──────── Stored rows ────────

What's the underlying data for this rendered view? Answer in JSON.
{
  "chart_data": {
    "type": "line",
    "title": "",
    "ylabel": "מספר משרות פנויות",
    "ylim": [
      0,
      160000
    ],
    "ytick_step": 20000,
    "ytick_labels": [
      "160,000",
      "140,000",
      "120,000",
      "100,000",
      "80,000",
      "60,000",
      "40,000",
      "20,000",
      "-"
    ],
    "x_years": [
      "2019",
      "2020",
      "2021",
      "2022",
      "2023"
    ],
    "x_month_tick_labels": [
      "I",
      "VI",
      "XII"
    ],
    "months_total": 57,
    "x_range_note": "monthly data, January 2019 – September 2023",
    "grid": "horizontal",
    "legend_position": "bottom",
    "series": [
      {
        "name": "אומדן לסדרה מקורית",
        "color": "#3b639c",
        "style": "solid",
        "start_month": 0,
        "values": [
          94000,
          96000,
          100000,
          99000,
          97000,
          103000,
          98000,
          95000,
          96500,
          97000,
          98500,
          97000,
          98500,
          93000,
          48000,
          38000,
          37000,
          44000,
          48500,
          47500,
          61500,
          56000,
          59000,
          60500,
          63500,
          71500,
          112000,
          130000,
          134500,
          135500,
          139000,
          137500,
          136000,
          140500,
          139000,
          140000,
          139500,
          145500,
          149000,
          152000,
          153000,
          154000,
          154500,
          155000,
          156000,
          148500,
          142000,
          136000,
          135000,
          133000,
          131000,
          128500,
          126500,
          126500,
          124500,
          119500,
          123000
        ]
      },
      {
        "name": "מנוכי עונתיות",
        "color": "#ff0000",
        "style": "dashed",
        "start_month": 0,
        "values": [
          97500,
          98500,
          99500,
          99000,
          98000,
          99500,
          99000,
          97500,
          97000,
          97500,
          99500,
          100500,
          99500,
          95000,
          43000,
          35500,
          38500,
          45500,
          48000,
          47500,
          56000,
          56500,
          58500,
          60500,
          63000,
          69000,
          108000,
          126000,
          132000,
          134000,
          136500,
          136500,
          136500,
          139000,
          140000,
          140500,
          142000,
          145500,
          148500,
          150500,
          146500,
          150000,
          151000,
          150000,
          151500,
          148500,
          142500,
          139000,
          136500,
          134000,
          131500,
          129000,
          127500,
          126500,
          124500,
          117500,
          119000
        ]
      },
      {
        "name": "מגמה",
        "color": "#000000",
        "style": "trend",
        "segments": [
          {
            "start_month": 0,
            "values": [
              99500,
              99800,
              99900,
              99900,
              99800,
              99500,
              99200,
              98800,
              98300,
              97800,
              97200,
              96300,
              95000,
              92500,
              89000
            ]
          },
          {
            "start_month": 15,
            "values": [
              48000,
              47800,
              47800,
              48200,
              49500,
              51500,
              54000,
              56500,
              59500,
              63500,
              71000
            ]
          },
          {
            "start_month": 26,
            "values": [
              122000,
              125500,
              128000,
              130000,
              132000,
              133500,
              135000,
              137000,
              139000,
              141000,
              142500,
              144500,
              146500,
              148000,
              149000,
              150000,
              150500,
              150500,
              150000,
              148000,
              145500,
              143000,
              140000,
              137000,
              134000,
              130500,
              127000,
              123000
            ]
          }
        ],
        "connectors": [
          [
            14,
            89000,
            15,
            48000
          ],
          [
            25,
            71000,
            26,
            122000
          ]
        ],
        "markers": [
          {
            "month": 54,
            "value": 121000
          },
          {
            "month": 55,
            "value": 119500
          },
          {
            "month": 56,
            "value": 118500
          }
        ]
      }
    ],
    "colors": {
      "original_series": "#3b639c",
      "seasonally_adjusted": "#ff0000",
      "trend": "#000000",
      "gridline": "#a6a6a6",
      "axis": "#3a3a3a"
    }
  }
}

────────

### Given instruction
Take the entries above and copy them out exactly.

### Correct result
What's the underlying data for this rendered view? Answer in JSON.
{
  "chart_data": {
    "type": "line",
    "title": "",
    "ylabel": "מספר משרות פנויות",
    "ylim": [
      0,
      160000
    ],
    "ytick_step": 20000,
    "ytick_labels": [
      "160,000",
      "140,000",
      "120,000",
      "100,000",
      "80,000",
      "60,000",
      "40,000",
      "20,000",
      "-"
    ],
    "x_years": [
      "2019",
      "2020",
      "2021",
      "2022",
      "2023"
    ],
    "x_month_tick_labels": [
      "I",
      "VI",
      "XII"
    ],
    "months_total": 57,
    "x_range_note": "monthly data, January 2019 – September 2023",
    "grid": "horizontal",
    "legend_position": "bottom",
    "series": [
      {
        "name": "אומדן לסדרה מקורית",
        "color": "#3b639c",
        "style": "solid",
        "start_month": 0,
        "values": [
          94000,
          96000,
          100000,
          99000,
          97000,
          103000,
          98000,
          95000,
          96500,
          97000,
          98500,
          97000,
          98500,
          93000,
          48000,
          38000,
          37000,
          44000,
          48500,
          47500,
          61500,
          56000,
          59000,
          60500,
          63500,
          71500,
          112000,
          130000,
          134500,
          135500,
          139000,
          137500,
          136000,
          140500,
          139000,
          140000,
          139500,
          145500,
          149000,
          152000,
          153000,
          154000,
          154500,
          155000,
          156000,
          148500,
          142000,
          136000,
          135000,
          133000,
          131000,
          128500,
          126500,
          126500,
          124500,
          119500,
          123000
        ]
      },
      {
        "name": "מנוכי עונתיות",
        "color": "#ff0000",
        "style": "dashed",
        "start_month": 0,
        "values": [
          97500,
          98500,
          99500,
          99000,
          98000,
          99500,
          99000,
          97500,
          97000,
          97500,
          99500,
          100500,
          99500,
          95000,
          43000,
          35500,
          38500,
          45500,
          48000,
          47500,
          56000,
          56500,
          58500,
          60500,
          63000,
          69000,
          108000,
          126000,
          132000,
          134000,
          136500,
          136500,
          136500,
          139000,
          140000,
          140500,
          142000,
          145500,
          148500,
          150500,
          146500,
          150000,
          151000,
          150000,
          151500,
          148500,
          142500,
          139000,
          136500,
          134000,
          131500,
          129000,
          127500,
          126500,
          124500,
          117500,
          119000
        ]
      },
      {
        "name": "מגמה",
        "color": "#000000",
        "style": "trend",
        "segments": [
          {
            "start_month": 0,
            "values": [
              99500,
              99800,
              99900,
              99900,
              99800,
              99500,
              99200,
              98800,
              98300,
              97800,
              97200,
              96300,
              95000,
              92500,
              89000
            ]
          },
          {
            "start_month": 15,
            "values": [
              48000,
              47800,
              47800,
              48200,
              49500,
              51500,
              54000,
              56500,
              59500,
              63500,
              71000
            ]
          },
          {
            "start_month": 26,
            "values": [
              122000,
              125500,
              128000,
              130000,
              132000,
              133500,
              135000,
              137000,
              139000,
              141000,
              142500,
              144500,
              146500,
              148000,
              149000,
              150000,
              150500,
              150500,
              150000,
              148000,
              145500,
              143000,
              140000,
              137000,
              134000,
              130500,
              127000,
              123000
            ]
          }
        ],
        "connectors": [
          [
            14,
            89000,
            15,
            48000
          ],
          [
            25,
            71000,
            26,
            122000
          ]
        ],
        "markers": [
          {
            "month": 54,
            "value": 121000
          },
          {
            "month": 55,
            "value": 119500
          },
          {
            "month": 56,
            "value": 118500
          }
        ]
      }
    ],
    "colors": {
      "original_series": "#3b639c",
      "seasonally_adjusted": "#ff0000",
      "trend": "#000000",
      "gridline": "#a6a6a6",
      "axis": "#3a3a3a"
    }
  }
}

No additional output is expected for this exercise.